▶ _DIRECTIVE_
Collect each line holding the string "more".

▶ _LISTING_
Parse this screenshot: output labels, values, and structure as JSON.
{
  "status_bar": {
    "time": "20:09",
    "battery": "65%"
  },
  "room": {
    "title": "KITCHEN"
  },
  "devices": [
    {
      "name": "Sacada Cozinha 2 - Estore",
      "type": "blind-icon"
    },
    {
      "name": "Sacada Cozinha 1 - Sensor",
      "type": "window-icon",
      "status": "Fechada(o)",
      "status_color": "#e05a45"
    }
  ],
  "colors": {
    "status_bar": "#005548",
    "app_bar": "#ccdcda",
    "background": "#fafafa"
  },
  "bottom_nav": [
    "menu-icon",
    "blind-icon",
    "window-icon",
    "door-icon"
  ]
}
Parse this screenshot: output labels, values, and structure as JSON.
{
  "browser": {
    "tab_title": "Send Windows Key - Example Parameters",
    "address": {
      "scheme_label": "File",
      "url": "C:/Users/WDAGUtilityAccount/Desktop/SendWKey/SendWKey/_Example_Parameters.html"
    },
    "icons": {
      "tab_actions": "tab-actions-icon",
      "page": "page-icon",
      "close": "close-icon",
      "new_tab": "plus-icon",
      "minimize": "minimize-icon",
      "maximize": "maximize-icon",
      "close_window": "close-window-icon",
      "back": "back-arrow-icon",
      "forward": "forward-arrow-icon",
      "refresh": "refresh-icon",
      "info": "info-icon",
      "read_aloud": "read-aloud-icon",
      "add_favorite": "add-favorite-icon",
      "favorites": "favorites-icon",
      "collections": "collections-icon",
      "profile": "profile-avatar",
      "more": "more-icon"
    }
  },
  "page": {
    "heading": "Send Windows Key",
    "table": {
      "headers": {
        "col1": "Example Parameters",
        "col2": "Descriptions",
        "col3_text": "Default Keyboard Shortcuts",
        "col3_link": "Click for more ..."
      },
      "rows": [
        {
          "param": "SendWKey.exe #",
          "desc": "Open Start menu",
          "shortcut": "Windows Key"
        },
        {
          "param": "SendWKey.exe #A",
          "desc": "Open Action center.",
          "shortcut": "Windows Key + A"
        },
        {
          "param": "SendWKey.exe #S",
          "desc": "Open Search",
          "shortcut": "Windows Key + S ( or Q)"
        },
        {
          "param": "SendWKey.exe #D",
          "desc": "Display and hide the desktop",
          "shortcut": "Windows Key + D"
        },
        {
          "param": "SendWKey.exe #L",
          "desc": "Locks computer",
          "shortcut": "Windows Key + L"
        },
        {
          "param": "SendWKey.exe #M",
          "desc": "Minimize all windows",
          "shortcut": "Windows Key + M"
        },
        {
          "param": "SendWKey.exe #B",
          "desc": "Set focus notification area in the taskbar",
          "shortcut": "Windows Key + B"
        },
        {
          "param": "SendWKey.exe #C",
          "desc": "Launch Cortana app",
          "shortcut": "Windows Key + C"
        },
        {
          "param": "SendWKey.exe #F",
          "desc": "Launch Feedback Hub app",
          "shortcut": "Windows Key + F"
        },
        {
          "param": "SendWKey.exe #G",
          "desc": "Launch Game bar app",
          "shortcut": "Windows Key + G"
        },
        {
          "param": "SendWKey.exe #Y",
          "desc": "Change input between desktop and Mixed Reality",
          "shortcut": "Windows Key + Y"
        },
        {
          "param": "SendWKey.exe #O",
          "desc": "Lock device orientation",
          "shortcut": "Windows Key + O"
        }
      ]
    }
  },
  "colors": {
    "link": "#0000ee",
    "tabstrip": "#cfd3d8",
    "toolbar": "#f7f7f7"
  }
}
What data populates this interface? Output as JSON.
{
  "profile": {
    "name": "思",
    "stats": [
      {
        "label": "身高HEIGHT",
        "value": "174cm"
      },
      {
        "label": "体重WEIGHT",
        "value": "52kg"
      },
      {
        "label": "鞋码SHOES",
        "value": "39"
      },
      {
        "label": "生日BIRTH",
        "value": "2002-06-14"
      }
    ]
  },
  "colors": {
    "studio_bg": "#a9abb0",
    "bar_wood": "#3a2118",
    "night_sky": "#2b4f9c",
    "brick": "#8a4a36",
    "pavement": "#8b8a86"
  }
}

▶ _FINISHED ANSWER_
      "more": "more-icon"
        "col3_link": "Click for more ..."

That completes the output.